Requirement
Your task is to copy the listing exactly. Drop any pictures from the copy.

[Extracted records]
════════
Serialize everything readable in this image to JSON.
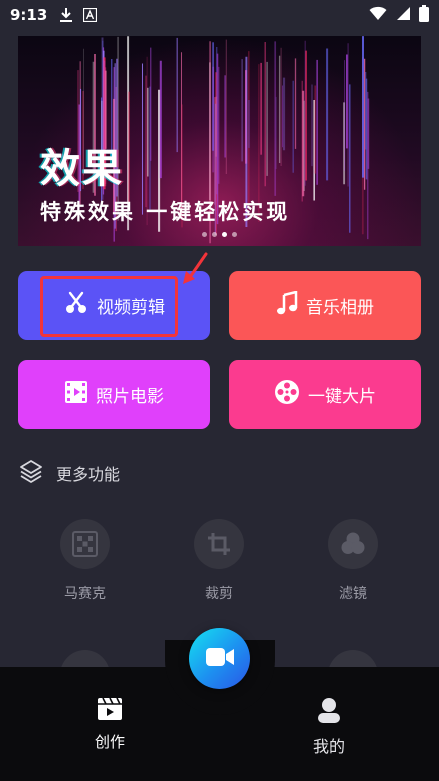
{
  "status_bar": {
    "time": "9:13",
    "left_icons": [
      "download-icon",
      "font-icon"
    ],
    "right_icons": [
      "wifi-icon",
      "signal-icon",
      "battery-icon"
    ]
  },
  "banner": {
    "title": "效果",
    "subtitle": "特殊效果 一键轻松实现",
    "page_count": 4,
    "active_page": 2
  },
  "actions": {
    "video_edit": {
      "label": "视频剪辑",
      "icon": "scissors-icon",
      "color": "#5b53f6"
    },
    "music_album": {
      "label": "音乐相册",
      "icon": "music-note-icon",
      "color": "#fb5657"
    },
    "photo_movie": {
      "label": "照片电影",
      "icon": "film-icon",
      "color": "#e040fb"
    },
    "one_key": {
      "label": "一键大片",
      "icon": "film-reel-icon",
      "color": "#fb3b8f"
    }
  },
  "more": {
    "header": "更多功能",
    "features": [
      {
        "label": "马赛克",
        "icon": "mosaic-icon"
      },
      {
        "label": "裁剪",
        "icon": "crop-icon"
      },
      {
        "label": "滤镜",
        "icon": "filter-icon"
      }
    ]
  },
  "nav": {
    "create": {
      "label": "创作",
      "icon": "clapperboard-icon"
    },
    "mine": {
      "label": "我的",
      "icon": "person-icon"
    },
    "fab_icon": "video-camera-icon"
  },
  "colors": {
    "background": "#272733",
    "highlight": "#f3343a",
    "nav_background": "#0b0b0d"
  }
}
════════
The answer
Serialize everything readable in this image to JSON.
{
  "status_bar": {
    "time": "9:13",
    "left_icons": [
      "download-icon",
      "font-icon"
    ],
    "right_icons": [
      "wifi-icon",
      "signal-icon",
      "battery-icon"
    ]
  },
  "banner": {
    "title": "效果",
    "subtitle": "特殊效果 一键轻松实现",
    "page_count": 4,
    "active_page": 2
  },
  "actions": {
    "video_edit": {
      "label": "视频剪辑",
      "icon": "scissors-icon",
      "color": "#5b53f6"
    },
    "music_album": {
      "label": "音乐相册",
      "icon": "music-note-icon",
      "color": "#fb5657"
    },
    "photo_movie": {
      "label": "照片电影",
      "icon": "film-icon",
      "color": "#e040fb"
    },
    "one_key": {
      "label": "一键大片",
      "icon": "film-reel-icon",
      "color": "#fb3b8f"
    }
  },
  "more": {
    "header": "更多功能",
    "features": [
      {
        "label": "马赛克",
        "icon": "mosaic-icon"
      },
      {
        "label": "裁剪",
        "icon": "crop-icon"
      },
      {
        "label": "滤镜",
        "icon": "filter-icon"
      }
    ]
  },
  "nav": {
    "create": {
      "label": "创作",
      "icon": "clapperboard-icon"
    },
    "mine": {
      "label": "我的",
      "icon": "person-icon"
    },
    "fab_icon": "video-camera-icon"
  },
  "colors": {
    "background": "#272733",
    "highlight": "#f3343a",
    "nav_background": "#0b0b0d"
  }
}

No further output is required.